* What you need to do *
Copy out the data below word for word, keeping every line and character unchanged.

* Raw records *
[Start]

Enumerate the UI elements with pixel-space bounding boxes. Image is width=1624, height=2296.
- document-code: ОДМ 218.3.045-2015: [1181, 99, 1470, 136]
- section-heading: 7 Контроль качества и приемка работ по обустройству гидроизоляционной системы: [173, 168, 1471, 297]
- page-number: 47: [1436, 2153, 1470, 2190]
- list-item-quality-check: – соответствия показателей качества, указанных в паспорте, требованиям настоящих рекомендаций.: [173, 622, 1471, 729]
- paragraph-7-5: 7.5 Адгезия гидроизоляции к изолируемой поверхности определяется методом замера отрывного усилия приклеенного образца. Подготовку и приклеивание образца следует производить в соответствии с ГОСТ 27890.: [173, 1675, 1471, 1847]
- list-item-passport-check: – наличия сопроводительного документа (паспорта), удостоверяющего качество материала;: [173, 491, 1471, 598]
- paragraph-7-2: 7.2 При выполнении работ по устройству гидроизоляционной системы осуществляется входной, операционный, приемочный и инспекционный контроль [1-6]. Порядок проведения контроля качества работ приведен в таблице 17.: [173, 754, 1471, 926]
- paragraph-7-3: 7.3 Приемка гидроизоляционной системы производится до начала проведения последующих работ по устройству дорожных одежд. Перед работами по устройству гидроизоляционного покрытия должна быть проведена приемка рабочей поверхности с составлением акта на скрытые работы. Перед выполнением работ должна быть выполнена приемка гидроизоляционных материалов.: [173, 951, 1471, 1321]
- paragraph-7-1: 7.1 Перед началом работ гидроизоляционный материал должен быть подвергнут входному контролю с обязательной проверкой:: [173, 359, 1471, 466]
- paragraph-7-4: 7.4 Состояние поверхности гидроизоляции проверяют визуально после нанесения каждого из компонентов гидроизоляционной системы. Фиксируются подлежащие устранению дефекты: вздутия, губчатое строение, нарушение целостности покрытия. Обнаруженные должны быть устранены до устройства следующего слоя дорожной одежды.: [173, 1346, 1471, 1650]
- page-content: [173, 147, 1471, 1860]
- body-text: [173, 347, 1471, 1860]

[End]

* Solution to the problem *
Enumerate the UI elements with pixel-space bounding boxes. Image is width=1624, height=2296.
- document-code: ОДМ 218.3.045-2015: [1181, 99, 1470, 136]
- section-heading: 7 Контроль качества и приемка работ по обустройству гидроизоляционной системы: [173, 168, 1471, 297]
- page-number: 47: [1436, 2153, 1470, 2190]
- list-item-quality-check: – соответствия показателей качества, указанных в паспорте, требованиям настоящих рекомендаций.: [173, 622, 1471, 729]
- paragraph-7-5: 7.5 Адгезия гидроизоляции к изолируемой поверхности определяется методом замера отрывного усилия приклеенного образца. Подготовку и приклеивание образца следует производить в соответствии с ГОСТ 27890.: [173, 1675, 1471, 1847]
- list-item-passport-check: – наличия сопроводительного документа (паспорта), удостоверяющего качество материала;: [173, 491, 1471, 598]
- paragraph-7-2: 7.2 При выполнении работ по устройству гидроизоляционной системы осуществляется входной, операционный, приемочный и инспекционный контроль [1-6]. Порядок проведения контроля качества работ приведен в таблице 17.: [173, 754, 1471, 926]
- paragraph-7-3: 7.3 Приемка гидроизоляционной системы производится до начала проведения последующих работ по устройству дорожных одежд. Перед работами по устройству гидроизоляционного покрытия должна быть проведена приемка рабочей поверхности с составлением акта на скрытые работы. Перед выполнением работ должна быть выполнена приемка гидроизоляционных материалов.: [173, 951, 1471, 1321]
- paragraph-7-1: 7.1 Перед началом работ гидроизоляционный материал должен быть подвергнут входному контролю с обязательной проверкой:: [173, 359, 1471, 466]
- paragraph-7-4: 7.4 Состояние поверхности гидроизоляции проверяют визуально после нанесения каждого из компонентов гидроизоляционной системы. Фиксируются подлежащие устранению дефекты: вздутия, губчатое строение, нарушение целостности покрытия. Обнаруженные должны быть устранены до устройства следующего слоя дорожной одежды.: [173, 1346, 1471, 1650]
- page-content: [173, 147, 1471, 1860]
- body-text: [173, 347, 1471, 1860]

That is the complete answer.